Information supplied:
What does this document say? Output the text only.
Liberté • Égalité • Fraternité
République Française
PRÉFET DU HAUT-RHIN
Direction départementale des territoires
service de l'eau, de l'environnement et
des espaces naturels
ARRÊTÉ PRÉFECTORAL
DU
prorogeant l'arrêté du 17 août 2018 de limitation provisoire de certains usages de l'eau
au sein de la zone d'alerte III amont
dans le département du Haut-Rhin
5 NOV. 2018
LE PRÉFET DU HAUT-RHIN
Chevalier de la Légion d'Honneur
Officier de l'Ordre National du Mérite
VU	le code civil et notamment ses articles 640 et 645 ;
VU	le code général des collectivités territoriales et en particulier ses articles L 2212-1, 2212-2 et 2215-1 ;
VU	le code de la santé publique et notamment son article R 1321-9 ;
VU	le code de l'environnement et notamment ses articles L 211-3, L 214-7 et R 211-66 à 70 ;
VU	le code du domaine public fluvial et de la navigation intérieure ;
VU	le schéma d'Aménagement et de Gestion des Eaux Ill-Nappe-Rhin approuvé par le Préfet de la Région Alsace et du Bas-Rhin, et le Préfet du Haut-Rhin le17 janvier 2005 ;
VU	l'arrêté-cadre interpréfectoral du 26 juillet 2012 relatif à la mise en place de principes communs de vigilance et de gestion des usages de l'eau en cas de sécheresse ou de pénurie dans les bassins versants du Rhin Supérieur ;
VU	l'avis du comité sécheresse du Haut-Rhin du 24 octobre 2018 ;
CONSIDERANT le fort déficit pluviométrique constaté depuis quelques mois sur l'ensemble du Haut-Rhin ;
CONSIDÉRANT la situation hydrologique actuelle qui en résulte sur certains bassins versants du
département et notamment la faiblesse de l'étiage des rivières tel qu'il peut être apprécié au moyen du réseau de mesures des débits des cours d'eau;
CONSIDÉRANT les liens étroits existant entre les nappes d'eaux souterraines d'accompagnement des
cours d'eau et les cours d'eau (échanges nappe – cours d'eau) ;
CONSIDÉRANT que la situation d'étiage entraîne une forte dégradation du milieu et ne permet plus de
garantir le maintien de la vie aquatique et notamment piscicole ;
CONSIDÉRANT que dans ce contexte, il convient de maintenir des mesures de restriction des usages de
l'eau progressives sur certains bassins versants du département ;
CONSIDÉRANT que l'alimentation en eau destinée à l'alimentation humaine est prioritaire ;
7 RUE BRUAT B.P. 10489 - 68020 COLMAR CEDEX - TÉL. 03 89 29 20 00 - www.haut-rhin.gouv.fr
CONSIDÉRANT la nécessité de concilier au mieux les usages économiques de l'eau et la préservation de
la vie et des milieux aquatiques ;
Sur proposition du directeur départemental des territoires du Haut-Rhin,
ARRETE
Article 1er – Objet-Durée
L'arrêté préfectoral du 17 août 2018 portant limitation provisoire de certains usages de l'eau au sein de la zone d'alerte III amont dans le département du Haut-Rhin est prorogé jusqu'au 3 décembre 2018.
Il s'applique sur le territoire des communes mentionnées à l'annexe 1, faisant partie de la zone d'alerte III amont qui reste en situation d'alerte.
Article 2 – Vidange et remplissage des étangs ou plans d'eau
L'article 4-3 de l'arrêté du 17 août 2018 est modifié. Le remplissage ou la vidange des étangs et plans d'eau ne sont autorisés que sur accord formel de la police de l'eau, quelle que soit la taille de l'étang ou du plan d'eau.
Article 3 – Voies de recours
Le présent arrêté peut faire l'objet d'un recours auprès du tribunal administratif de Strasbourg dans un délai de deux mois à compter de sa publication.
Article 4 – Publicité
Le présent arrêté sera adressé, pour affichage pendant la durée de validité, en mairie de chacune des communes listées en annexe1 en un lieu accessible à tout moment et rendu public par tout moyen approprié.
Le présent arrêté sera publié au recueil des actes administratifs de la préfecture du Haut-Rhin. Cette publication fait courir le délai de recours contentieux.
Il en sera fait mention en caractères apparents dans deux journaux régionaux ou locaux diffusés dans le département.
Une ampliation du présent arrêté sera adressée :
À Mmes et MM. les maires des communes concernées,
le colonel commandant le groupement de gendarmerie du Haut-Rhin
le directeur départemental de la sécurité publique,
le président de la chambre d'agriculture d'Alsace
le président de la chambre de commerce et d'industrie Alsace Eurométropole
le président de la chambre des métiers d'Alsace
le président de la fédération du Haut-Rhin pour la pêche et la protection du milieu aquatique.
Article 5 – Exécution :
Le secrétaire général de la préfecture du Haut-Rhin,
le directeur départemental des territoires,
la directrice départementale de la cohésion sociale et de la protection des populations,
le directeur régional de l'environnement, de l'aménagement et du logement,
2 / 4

Aim of the exercise:
Reproduce each entry word for word.

Task solution:
What does this document say? Output the text only.
Liberté • Égalité • Fraternité
République Française
PRÉFET DU HAUT-RHIN
Direction départementale des territoires
service de l'eau, de l'environnement et
des espaces naturels
ARRÊTÉ PRÉFECTORAL
DU
prorogeant l'arrêté du 17 août 2018 de limitation provisoire de certains usages de l'eau
au sein de la zone d'alerte III amont
dans le département du Haut-Rhin
5 NOV. 2018
LE PRÉFET DU HAUT-RHIN
Chevalier de la Légion d'Honneur
Officier de l'Ordre National du Mérite
VU	le code civil et notamment ses articles 640 et 645 ;
VU	le code général des collectivités territoriales et en particulier ses articles L 2212-1, 2212-2 et 2215-1 ;
VU	le code de la santé publique et notamment son article R 1321-9 ;
VU	le code de l'environnement et notamment ses articles L 211-3, L 214-7 et R 211-66 à 70 ;
VU	le code du domaine public fluvial et de la navigation intérieure ;
VU	le schéma d'Aménagement et de Gestion des Eaux Ill-Nappe-Rhin approuvé par le Préfet de la Région Alsace et du Bas-Rhin, et le Préfet du Haut-Rhin le17 janvier 2005 ;
VU	l'arrêté-cadre interpréfectoral du 26 juillet 2012 relatif à la mise en place de principes communs de vigilance et de gestion des usages de l'eau en cas de sécheresse ou de pénurie dans les bassins versants du Rhin Supérieur ;
VU	l'avis du comité sécheresse du Haut-Rhin du 24 octobre 2018 ;
CONSIDERANT le fort déficit pluviométrique constaté depuis quelques mois sur l'ensemble du Haut-Rhin ;
CONSIDÉRANT la situation hydrologique actuelle qui en résulte sur certains bassins versants du
département et notamment la faiblesse de l'étiage des rivières tel qu'il peut être apprécié au moyen du réseau de mesures des débits des cours d'eau;
CONSIDÉRANT les liens étroits existant entre les nappes d'eaux souterraines d'accompagnement des
cours d'eau et les cours d'eau (échanges nappe – cours d'eau) ;
CONSIDÉRANT que la situation d'étiage entraîne une forte dégradation du milieu et ne permet plus de
garantir le maintien de la vie aquatique et notamment piscicole ;
CONSIDÉRANT que dans ce contexte, il convient de maintenir des mesures de restriction des usages de
l'eau progressives sur certains bassins versants du département ;
CONSIDÉRANT que l'alimentation en eau destinée à l'alimentation humaine est prioritaire ;
7 RUE BRUAT B.P. 10489 - 68020 COLMAR CEDEX - TÉL. 03 89 29 20 00 - www.haut-rhin.gouv.fr
CONSIDÉRANT la nécessité de concilier au mieux les usages économiques de l'eau et la préservation de
la vie et des milieux aquatiques ;
Sur proposition du directeur départemental des territoires du Haut-Rhin,
ARRETE
Article 1er – Objet-Durée
L'arrêté préfectoral du 17 août 2018 portant limitation provisoire de certains usages de l'eau au sein de la zone d'alerte III amont dans le département du Haut-Rhin est prorogé jusqu'au 3 décembre 2018.
Il s'applique sur le territoire des communes mentionnées à l'annexe 1, faisant partie de la zone d'alerte III amont qui reste en situation d'alerte.
Article 2 – Vidange et remplissage des étangs ou plans d'eau
L'article 4-3 de l'arrêté du 17 août 2018 est modifié. Le remplissage ou la vidange des étangs et plans d'eau ne sont autorisés que sur accord formel de la police de l'eau, quelle que soit la taille de l'étang ou du plan d'eau.
Article 3 – Voies de recours
Le présent arrêté peut faire l'objet d'un recours auprès du tribunal administratif de Strasbourg dans un délai de deux mois à compter de sa publication.
Article 4 – Publicité
Le présent arrêté sera adressé, pour affichage pendant la durée de validité, en mairie de chacune des communes listées en annexe1 en un lieu accessible à tout moment et rendu public par tout moyen approprié.
Le présent arrêté sera publié au recueil des actes administratifs de la préfecture du Haut-Rhin. Cette publication fait courir le délai de recours contentieux.
Il en sera fait mention en caractères apparents dans deux journaux régionaux ou locaux diffusés dans le département.
Une ampliation du présent arrêté sera adressée :
À Mmes et MM. les maires des communes concernées,
le colonel commandant le groupement de gendarmerie du Haut-Rhin
le directeur départemental de la sécurité publique,
le président de la chambre d'agriculture d'Alsace
le président de la chambre de commerce et d'industrie Alsace Eurométropole
le président de la chambre des métiers d'Alsace
le président de la fédération du Haut-Rhin pour la pêche et la protection du milieu aquatique.
Article 5 – Exécution :
Le secrétaire général de la préfecture du Haut-Rhin,
le directeur départemental des territoires,
la directrice départementale de la cohésion sociale et de la protection des populations,
le directeur régional de l'environnement, de l'aménagement et du logement,
2 / 4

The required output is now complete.